▸ **Request**
Starting at the line that holds "Transcribe this image's", set down each line through the end of the listing, exactly as written and with nothing added.
** start Records for processing **
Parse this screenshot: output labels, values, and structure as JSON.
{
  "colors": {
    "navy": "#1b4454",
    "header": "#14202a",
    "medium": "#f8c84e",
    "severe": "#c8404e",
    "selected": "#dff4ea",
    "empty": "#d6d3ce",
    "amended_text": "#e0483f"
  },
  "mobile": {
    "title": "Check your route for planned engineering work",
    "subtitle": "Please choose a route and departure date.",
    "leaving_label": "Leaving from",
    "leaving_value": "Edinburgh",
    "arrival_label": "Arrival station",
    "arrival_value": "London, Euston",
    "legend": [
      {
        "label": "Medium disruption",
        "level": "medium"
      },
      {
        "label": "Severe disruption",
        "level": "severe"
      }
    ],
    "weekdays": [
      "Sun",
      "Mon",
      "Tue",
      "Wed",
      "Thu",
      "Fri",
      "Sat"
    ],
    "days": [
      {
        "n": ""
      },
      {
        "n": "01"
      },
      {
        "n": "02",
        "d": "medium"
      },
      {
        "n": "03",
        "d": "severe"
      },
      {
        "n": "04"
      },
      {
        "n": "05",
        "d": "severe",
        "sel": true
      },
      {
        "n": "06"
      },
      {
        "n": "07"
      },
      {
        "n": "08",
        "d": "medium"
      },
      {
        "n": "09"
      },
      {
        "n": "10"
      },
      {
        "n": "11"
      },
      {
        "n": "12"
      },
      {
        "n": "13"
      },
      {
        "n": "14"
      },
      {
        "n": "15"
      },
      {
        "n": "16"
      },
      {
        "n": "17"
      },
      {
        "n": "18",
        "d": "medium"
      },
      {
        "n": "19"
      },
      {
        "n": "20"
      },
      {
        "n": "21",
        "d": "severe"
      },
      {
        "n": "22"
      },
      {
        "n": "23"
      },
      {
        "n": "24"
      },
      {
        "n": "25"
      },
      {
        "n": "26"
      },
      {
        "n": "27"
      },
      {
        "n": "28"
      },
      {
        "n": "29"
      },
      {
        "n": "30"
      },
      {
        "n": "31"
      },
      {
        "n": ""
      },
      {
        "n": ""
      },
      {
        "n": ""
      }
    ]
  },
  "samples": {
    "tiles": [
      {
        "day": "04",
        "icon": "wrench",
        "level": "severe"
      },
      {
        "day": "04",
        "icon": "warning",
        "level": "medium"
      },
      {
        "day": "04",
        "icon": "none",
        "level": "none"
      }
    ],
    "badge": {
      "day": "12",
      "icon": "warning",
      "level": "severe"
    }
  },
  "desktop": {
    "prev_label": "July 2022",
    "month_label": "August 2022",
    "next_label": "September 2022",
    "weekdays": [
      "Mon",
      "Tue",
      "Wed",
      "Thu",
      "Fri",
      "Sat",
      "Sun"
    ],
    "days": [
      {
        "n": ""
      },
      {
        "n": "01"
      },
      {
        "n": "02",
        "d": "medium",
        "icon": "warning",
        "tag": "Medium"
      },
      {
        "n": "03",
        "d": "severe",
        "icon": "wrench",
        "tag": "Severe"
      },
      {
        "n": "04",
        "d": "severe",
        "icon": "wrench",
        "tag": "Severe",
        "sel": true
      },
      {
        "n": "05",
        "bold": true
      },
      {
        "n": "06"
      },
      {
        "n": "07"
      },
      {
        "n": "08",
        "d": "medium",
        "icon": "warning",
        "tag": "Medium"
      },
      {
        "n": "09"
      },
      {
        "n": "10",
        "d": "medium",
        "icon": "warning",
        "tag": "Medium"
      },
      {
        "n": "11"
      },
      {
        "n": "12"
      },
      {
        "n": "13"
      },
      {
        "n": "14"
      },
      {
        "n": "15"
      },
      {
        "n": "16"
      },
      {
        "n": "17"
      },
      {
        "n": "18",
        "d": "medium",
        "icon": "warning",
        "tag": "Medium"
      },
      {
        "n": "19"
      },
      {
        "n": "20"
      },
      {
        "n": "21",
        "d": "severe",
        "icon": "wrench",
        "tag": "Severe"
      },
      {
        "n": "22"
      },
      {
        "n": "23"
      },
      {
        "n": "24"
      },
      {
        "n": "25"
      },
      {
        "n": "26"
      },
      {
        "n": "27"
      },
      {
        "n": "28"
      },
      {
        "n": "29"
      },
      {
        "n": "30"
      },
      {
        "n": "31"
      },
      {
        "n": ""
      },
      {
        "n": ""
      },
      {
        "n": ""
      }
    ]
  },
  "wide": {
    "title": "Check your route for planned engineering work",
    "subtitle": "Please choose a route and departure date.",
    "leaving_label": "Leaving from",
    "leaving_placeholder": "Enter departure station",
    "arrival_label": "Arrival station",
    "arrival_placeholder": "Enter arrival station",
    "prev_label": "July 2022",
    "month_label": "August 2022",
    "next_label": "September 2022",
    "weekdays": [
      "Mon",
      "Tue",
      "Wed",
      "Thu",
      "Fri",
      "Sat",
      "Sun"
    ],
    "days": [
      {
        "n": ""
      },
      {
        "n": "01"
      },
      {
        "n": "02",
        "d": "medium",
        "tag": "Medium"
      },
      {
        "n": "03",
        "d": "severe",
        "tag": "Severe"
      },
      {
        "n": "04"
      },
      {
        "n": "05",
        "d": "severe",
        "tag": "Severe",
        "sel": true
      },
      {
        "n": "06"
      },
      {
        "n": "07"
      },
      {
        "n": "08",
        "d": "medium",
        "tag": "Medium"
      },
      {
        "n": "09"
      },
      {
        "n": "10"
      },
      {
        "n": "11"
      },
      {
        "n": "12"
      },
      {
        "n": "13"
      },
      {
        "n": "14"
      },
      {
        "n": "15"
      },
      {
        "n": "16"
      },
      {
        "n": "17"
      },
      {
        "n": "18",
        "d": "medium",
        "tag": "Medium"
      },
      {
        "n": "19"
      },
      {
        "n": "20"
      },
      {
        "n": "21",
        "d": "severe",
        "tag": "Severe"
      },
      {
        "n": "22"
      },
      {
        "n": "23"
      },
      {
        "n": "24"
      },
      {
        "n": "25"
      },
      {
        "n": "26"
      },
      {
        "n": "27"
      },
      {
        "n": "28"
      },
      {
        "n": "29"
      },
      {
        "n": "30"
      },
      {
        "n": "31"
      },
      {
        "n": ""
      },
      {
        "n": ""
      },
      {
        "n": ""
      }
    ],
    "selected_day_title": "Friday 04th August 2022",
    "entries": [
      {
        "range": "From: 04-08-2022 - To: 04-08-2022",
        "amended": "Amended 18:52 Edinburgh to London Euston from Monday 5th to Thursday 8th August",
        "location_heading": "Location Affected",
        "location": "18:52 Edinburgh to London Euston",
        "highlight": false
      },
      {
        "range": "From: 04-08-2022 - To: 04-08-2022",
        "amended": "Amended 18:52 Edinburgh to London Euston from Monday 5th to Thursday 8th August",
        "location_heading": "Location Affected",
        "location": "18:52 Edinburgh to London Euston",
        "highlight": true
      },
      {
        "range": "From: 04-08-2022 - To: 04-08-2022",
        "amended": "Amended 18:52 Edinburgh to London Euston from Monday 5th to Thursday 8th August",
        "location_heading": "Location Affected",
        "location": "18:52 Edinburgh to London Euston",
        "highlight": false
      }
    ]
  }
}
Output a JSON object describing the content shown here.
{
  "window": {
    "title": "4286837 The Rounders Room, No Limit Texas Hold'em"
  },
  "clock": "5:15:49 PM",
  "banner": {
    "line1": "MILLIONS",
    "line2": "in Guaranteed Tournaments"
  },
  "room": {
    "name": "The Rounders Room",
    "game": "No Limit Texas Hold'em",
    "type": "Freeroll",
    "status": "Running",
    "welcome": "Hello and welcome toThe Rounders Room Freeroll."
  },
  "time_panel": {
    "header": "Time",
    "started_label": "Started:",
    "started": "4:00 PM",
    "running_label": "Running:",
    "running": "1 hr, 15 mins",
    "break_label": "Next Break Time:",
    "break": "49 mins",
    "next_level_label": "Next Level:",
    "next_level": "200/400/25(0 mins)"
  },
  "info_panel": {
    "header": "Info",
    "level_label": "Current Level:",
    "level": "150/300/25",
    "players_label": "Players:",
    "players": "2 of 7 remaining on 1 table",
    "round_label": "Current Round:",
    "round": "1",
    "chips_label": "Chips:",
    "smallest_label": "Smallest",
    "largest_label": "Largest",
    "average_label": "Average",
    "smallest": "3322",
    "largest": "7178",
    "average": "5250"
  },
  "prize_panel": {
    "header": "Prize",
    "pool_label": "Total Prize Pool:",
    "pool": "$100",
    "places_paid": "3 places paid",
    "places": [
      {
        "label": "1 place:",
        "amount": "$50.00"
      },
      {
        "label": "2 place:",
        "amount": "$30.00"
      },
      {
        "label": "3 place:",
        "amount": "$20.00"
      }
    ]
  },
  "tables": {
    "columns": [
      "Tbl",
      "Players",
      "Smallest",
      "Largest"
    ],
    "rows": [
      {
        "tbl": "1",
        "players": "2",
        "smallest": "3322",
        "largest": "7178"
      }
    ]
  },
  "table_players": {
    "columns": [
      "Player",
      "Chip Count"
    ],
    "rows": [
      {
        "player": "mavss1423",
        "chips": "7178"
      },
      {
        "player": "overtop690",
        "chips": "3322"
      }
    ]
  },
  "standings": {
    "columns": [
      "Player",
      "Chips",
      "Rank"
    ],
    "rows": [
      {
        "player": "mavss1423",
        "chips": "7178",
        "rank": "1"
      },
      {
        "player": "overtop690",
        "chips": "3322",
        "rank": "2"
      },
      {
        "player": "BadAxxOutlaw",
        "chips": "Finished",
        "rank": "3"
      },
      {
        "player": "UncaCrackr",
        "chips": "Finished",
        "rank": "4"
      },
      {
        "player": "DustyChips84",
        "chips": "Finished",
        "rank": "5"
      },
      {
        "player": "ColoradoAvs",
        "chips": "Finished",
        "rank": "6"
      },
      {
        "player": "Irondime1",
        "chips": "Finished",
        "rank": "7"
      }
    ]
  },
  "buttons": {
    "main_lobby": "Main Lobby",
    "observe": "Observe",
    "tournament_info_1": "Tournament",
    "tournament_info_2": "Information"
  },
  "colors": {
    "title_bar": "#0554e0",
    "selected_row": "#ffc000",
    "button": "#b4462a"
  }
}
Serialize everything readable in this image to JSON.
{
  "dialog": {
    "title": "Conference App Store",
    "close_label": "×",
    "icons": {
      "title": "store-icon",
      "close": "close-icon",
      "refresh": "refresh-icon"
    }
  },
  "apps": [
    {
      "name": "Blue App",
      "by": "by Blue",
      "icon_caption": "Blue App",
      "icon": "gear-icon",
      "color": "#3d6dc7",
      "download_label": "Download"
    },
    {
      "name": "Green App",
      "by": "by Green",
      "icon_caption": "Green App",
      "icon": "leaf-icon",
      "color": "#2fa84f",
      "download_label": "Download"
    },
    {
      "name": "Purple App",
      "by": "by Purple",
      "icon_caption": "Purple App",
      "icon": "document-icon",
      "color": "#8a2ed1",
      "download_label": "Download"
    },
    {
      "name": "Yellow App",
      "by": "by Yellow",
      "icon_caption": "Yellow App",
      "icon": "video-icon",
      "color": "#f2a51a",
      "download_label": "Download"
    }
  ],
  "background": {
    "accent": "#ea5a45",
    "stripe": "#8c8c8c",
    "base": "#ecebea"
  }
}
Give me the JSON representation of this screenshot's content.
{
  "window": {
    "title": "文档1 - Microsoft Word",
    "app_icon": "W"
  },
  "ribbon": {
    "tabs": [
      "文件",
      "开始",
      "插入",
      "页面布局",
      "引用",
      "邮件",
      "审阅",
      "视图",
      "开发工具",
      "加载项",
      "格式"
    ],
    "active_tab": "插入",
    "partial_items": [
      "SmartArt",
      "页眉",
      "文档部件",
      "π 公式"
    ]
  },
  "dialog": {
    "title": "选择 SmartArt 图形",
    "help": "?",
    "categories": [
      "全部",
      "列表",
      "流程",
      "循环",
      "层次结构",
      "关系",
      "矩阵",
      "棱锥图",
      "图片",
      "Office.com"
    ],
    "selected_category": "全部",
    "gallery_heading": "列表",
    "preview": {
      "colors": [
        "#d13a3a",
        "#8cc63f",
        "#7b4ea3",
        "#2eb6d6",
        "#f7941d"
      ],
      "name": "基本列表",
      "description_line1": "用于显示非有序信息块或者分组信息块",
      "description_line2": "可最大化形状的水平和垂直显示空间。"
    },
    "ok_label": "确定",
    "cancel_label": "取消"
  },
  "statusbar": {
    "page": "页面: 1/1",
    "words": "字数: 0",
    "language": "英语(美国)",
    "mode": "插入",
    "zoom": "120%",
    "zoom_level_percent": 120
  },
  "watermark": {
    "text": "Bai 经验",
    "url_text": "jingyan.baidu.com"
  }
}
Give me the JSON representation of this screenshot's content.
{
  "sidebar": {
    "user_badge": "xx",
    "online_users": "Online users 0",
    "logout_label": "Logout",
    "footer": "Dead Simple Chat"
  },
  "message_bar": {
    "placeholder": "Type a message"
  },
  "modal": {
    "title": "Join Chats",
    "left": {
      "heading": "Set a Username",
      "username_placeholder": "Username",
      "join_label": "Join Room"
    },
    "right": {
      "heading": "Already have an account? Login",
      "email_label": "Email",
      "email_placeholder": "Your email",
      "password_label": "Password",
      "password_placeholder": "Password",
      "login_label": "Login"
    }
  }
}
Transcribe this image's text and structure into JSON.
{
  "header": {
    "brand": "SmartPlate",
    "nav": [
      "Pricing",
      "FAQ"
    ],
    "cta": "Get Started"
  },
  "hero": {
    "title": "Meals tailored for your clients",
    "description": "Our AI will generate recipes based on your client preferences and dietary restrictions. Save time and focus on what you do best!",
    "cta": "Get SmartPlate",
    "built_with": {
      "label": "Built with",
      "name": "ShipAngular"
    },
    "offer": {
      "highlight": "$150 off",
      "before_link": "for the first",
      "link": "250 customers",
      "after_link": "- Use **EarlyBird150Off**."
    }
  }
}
** end Records for processing **
▸ **Exercise answer**
Transcribe this image's text and structure into JSON.
{
  "header": {
    "brand": "SmartPlate",
    "nav": [
      "Pricing",
      "FAQ"
    ],
    "cta": "Get Started"
  },
  "hero": {
    "title": "Meals tailored for your clients",
    "description": "Our AI will generate recipes based on your client preferences and dietary restrictions. Save time and focus on what you do best!",
    "cta": "Get SmartPlate",
    "built_with": {
      "label": "Built with",
      "name": "ShipAngular"
    },
    "offer": {
      "highlight": "$150 off",
      "before_link": "for the first",
      "link": "250 customers",
      "after_link": "- Use **EarlyBird150Off**."
    }
  }
}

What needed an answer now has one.